━━━━━ Passage given ━━━━━

1. REALTY; ATTACHMENT; PROOF OF OWNERSHIP. — The mere fact that property has been attached as the property of the plaintiff is not proof, against a person not a party to the attachment, that the plaintiff is the owner thereof.

2. ID.; RECOVERY OF POSSESSION. — Upon the evidence in this case: Held, That there is not sufficient proof of prior possession by the plaintiffs to bring the case within the rule of the Bishop of Cebu v. Mangaron (6 Phil. Rep., 286).


D E C I S I O N


WILLARD, J. :


The plaintiffs, the heirs of Simplicia Crespo, brought this action in the Court of First Instance of the Province of Bulacan to recover certain land situated therein. Judgment was rendered in the court below in favor of the defendants and from that judgment the plaintiffs appealed. Since the appeal, the plaintiffs, Justo Mendoza y Crespo and Ruperta Mendoza y Crespo, have died, and by an order of this court Doña Constancia Salinas as administratrix of Justo Mendoza y Crespo and as administratrix of Ruperta Mendoza y Crespo, was duly substituted as a plaintiff herein.

The defendants introduced in the court below a large amount of documentary evidence and also produced various witnesses. The judgment of that court, however, was based not upon this evidence thus produced by the defendants upon the fact that the plaintiffs had not shown any title or interest in the land in question and that the defendants, being in possession, the plaintiffs could not, therefore, recover. In the view we have taken of the case, it is necessary to consider only the evidence offered by the plaintiffs.

First, as to the documentary evidence, it is said in the assignment of errors that the court erred in rejecting documentary evidence presented by the plaintiffs. We do not find in the record any such ruling; in fact, as we understand the case, all of the papers presented by the plaintiffs were admitted by the judge. In any event, we have considered all the documents which the record contains thus presented and they do not, with one exception, show that the plaintiffs ever had any interest in any of the land described or attempted to be described in the complaint and amended complaint. Of the fourteen documents thus presented, all but one relate to or grow out of a certain summary action for the recovery of money (juicio ejecutivo) commenced in 1888 by Saturnino Espejo against Simplicia Crespo. This action, being for the recovery of money, had nothing to do with the land in question, but when the plaintiff in that action desired to seize property for the purpose of satisfying his debt, the attachment was levied upon certain land as the property of Simplicia Crespo, which land the plaintiffs claim is the land involved in this action. The levy thus made was at the indication of Bonifacio Mendoza, one of the present plaintiffs. We do not see how the fact that in action of Saturnino Espejo against Simplicia Crespo, Bonifacio Mendoza, son of Simplicia Crespo, indicated that the land in question belonged to his mother, was levied upon the same, is any proof that the land was in fact her property. No document whatever was produced by the plaintiffs showing any grant of this or any other land to them or to their mother, and their whole claim, so far as the documentary evidence is concerned, rests entirely upon the proceedings taken in this action of Espejo against their mother.

━━━━━

**Problems to solve**
1. In the decision, in which province's Court of First Instance did the plaintiffs bring their action to recover the land?
2. Condense the decision's paragraph beginning "The plaintiffs, the heirs of Simplicia Crespo" into a short bulleted list that keeps its main facts.
Nothing in the records is needed for this.

━━━━━ Material provided ━━━━━

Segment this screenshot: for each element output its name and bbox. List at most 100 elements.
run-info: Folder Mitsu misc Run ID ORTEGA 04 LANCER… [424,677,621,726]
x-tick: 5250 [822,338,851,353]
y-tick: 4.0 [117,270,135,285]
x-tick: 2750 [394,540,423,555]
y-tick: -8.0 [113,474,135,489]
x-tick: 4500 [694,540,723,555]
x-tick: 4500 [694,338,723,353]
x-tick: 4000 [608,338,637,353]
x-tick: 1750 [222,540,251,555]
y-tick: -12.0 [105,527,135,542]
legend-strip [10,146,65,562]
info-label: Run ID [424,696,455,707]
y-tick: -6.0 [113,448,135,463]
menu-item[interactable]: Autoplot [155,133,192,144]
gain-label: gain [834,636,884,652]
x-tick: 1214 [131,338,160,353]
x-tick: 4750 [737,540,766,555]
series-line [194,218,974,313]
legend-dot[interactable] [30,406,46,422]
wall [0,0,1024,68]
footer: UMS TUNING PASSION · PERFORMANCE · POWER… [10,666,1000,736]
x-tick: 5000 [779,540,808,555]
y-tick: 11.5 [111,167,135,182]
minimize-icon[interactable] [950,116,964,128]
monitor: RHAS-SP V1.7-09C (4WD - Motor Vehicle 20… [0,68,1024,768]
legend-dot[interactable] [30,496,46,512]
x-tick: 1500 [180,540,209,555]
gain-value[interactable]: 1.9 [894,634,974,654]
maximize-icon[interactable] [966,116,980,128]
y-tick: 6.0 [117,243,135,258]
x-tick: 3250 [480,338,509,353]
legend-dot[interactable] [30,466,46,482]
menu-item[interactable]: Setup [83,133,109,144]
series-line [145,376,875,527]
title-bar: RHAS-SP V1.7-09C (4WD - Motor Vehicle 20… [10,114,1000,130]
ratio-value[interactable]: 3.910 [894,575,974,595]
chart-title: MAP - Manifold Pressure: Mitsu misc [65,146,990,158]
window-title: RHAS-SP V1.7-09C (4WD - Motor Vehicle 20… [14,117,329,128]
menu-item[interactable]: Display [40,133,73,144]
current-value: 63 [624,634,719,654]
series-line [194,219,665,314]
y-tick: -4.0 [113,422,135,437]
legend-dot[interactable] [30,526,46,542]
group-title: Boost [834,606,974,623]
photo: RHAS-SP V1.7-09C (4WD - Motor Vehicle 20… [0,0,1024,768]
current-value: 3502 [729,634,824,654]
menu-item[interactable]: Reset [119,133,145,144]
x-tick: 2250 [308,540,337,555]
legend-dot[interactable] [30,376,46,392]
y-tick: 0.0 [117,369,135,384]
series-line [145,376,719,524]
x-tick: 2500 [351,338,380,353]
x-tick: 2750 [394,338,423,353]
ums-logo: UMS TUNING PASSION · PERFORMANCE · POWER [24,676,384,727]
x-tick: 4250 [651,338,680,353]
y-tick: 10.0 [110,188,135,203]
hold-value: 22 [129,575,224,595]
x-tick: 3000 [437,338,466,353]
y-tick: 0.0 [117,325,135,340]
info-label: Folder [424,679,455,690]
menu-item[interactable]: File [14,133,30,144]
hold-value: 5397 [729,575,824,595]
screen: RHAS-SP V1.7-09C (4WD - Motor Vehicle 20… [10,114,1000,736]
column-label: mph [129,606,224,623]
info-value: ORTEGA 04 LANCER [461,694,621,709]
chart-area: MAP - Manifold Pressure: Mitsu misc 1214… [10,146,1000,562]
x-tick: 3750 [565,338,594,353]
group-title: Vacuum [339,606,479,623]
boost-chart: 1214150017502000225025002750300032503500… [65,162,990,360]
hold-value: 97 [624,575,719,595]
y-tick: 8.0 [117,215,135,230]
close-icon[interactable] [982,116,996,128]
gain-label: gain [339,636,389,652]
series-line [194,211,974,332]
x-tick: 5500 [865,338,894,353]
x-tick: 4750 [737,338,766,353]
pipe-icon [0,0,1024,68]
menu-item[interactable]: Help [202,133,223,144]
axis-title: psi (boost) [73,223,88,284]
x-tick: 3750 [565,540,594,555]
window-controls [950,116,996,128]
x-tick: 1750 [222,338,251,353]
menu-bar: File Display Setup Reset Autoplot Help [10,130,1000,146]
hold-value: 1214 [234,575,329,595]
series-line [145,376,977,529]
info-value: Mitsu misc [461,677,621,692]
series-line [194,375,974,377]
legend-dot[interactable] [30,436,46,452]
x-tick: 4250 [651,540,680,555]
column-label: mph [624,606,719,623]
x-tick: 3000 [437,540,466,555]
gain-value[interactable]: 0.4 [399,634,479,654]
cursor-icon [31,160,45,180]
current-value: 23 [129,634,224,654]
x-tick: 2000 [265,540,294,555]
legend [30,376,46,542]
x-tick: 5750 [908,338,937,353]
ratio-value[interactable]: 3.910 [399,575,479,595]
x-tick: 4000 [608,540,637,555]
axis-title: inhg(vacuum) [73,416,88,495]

━━━━━

**Answer set**
1. Bulacan

2.
- The heirs of Simplicia Crespo sued in the Court of First Instance of Bulacan to recover land located in that province.
- That court ruled for the defendants, and the plaintiffs appealed.
- Two plaintiffs, Justo Mendoza y Crespo and Ruperta Mendoza y Crespo, died after the appeal.
- By court order, Doña Constancia Salinas, as administratrix for each of them, was substituted as a plaintiff.